** Teks Sumber **
******************************
Minggu, Januari 11, 2015

Amba #ekspektasi

Judul Buku ; Amba
Penulis        : Laksmi Pamuntjak
Penerbit       : Gramedia
Halaman      : 494
ISBN           : 978-979-22-8879-7
Terbit           : September 2012











Prolog
Dua tahun lalu, saat pertama melihat novel ini di tokbuk di rak best seller langsung membuat saya tertegun. Siapa Laksi Pamunjak? Rasanya saya baru mendengar namanya? Akh, tentu saja saya tidak tahu kalau di hitung-hitung sudah hampir 5 tahun saya ‘puasa’ baca novel tepatnya sejak menikah dan memiliki anak, prioritas buku parenting. Padahal sebelumnya saya addict baca novel.

Membaca endorsment buku ini makin membuat penasaran sekaligus bertekad harus beli harus baca.

Amba adalah novel terbaik setelah tetralogi Bumi Manusia . JB Kristanto



Wow, benarkah? Saya termasuk penyuka novel-novel PAT dan mengkoleksinya sejak kuliah.

Sebulan setelah itu, saya membeli novel ini dan selesai membacanya dalam waktu tak sampai seminggu. Niat meresensinya ciut mengingat ketebalan (494 hal, ukurna buku besar pula), diksi dan setting dalam novel ini yang membuatnya memiliki kualitas tersendiri.

Jadi yang saya tuliskan di sini bukan resensi tapi opini bebas

Halaman pertama novel ini sudah cukup membuat saya merinding.   Di pulau Buru, laut seperti seorang ibu; dalam dan menunggu. Embun menyebar seperti kaca yang buyar, dan siang menerangi ladang yang diam. Kemudian malam akan mengungkap apa yang hilang oleh silau (hal 15).

Buru saksi sejarah bagaimana orang-orang menanti ketidakpastian antara hidup dan mati.

Yap, novel ini berlatar belakang tragedi 1965, tentang sepasang kekasih Amba dan Bhisma. Yang membuat novel ini menarik, best seller dan mendapat banyak pujian jelas bukan sekedar kisah cintanya tapi sejarah yang menjadi setting dan latar belakang kedua tokoh ini.

Fiksi yang di dukung riset panjang, dari mewawancarai tapol eks Buru, buku yang di tulis eks Buru sampai kunjungan penulis ke Buru.  Walaupun tentu saja tidak bisa di jadikan sandaran sejarah tapi buku ini membuka sisi kemanusian dari tragedi 65 kedua pihak yang bertingkai.
******************************
** Bahan **
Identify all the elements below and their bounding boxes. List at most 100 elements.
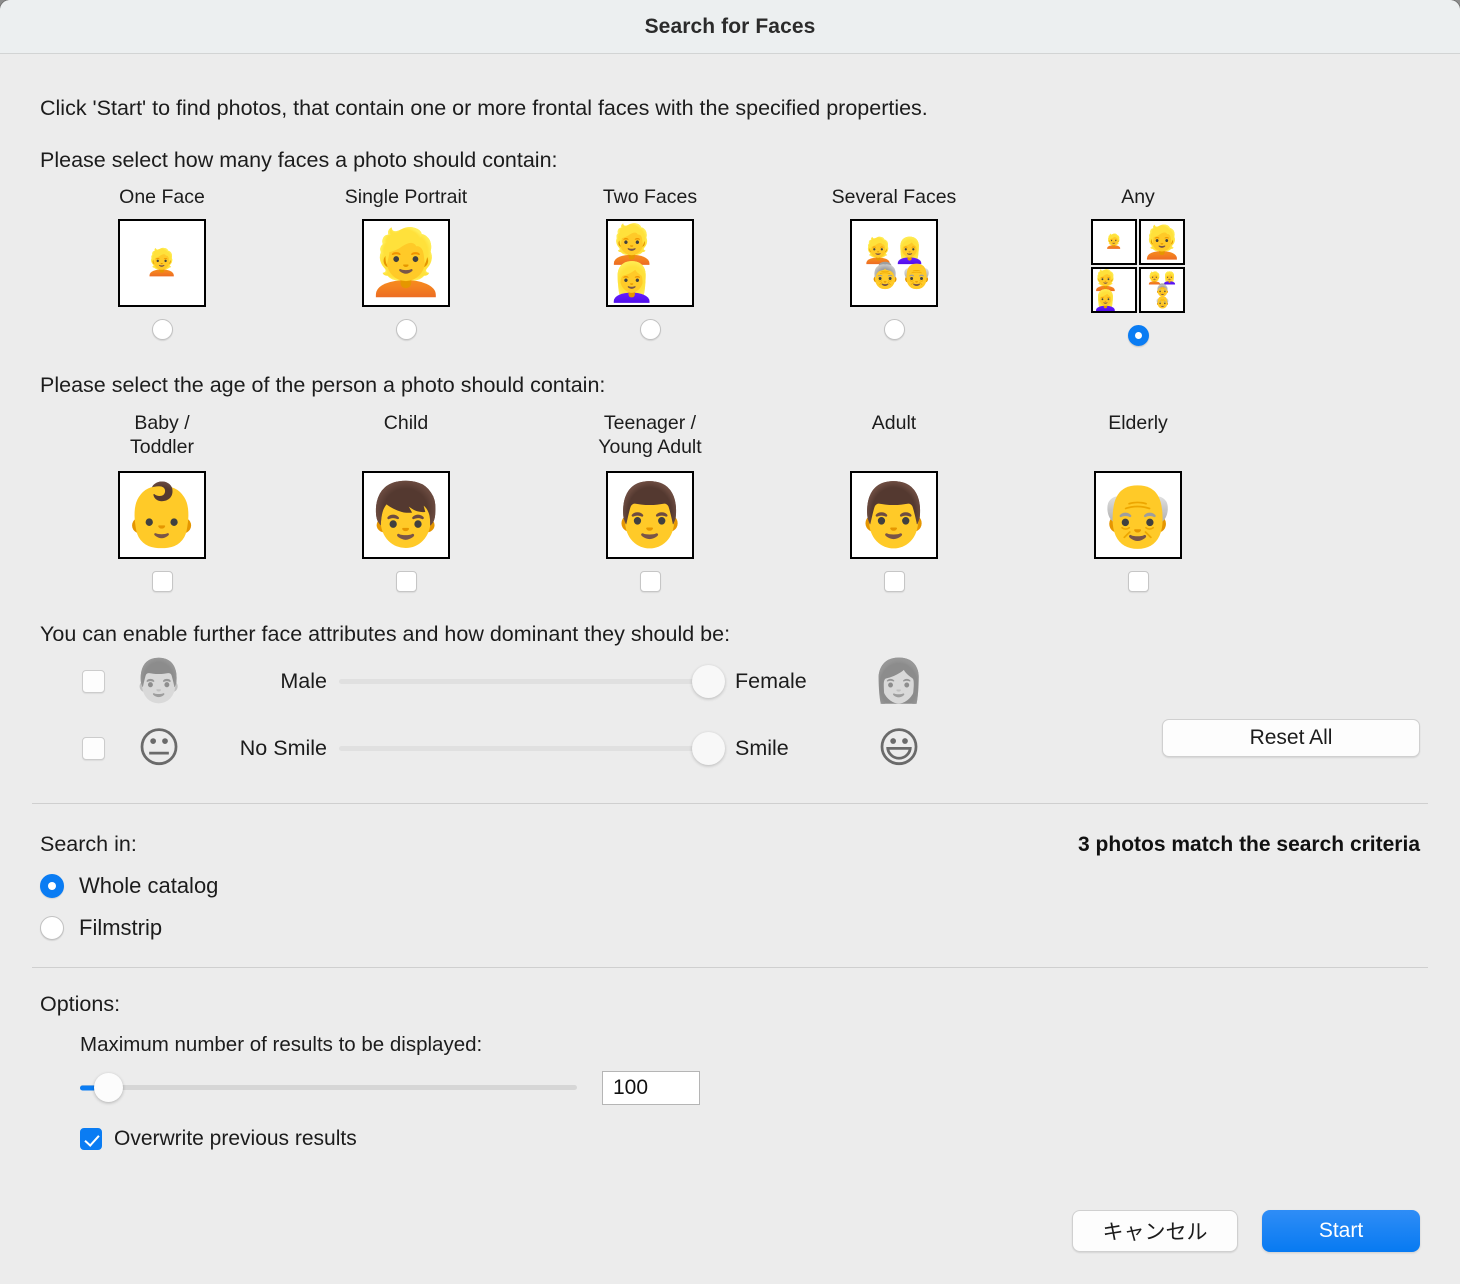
******************************
** Latihan **
Tulis ulang bagian tulisan tentang novel Amba dari "Sebulan setelah itu, saya" sampai dengan "silau (hal 15).", dan ganti "opini bebas" dengan "catatan pribadi".

** Hasil Akhir **
Sebulan setelah itu, saya membeli novel ini dan selesai membacanya dalam waktu tak sampai seminggu. Niat meresensinya ciut mengingat ketebalan (494 hal, ukurna buku besar pula), diksi dan setting dalam novel ini yang membuatnya memiliki kualitas tersendiri.

Jadi yang saya tuliskan di sini bukan resensi tapi catatan pribadi

Halaman pertama novel ini sudah cukup membuat saya merinding.   Di pulau Buru, laut seperti seorang ibu; dalam dan menunggu. Embun menyebar seperti kaca yang buyar, dan siang menerangi ladang yang diam. Kemudian malam akan mengungkap apa yang hilang oleh silau (hal 15).